* _WHAT IS ASKED_
Can you retype every record below exactly as written?

Stored data entries:
===============

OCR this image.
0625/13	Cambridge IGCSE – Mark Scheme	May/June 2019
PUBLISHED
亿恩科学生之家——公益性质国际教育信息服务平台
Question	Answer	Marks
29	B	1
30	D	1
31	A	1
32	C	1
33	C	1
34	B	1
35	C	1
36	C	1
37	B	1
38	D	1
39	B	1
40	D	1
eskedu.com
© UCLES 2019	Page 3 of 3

===============

* _PROBLEM SOLUTION_
OCR this image.
0625/13	Cambridge IGCSE – Mark Scheme	May/June 2019
PUBLISHED
亿恩科学生之家——公益性质国际教育信息服务平台
Question	Answer	Marks
29	B	1
30	D	1
31	A	1
32	C	1
33	C	1
34	B	1
35	C	1
36	C	1
37	B	1
38	D	1
39	B	1
40	D	1
eskedu.com
© UCLES 2019	Page 3 of 3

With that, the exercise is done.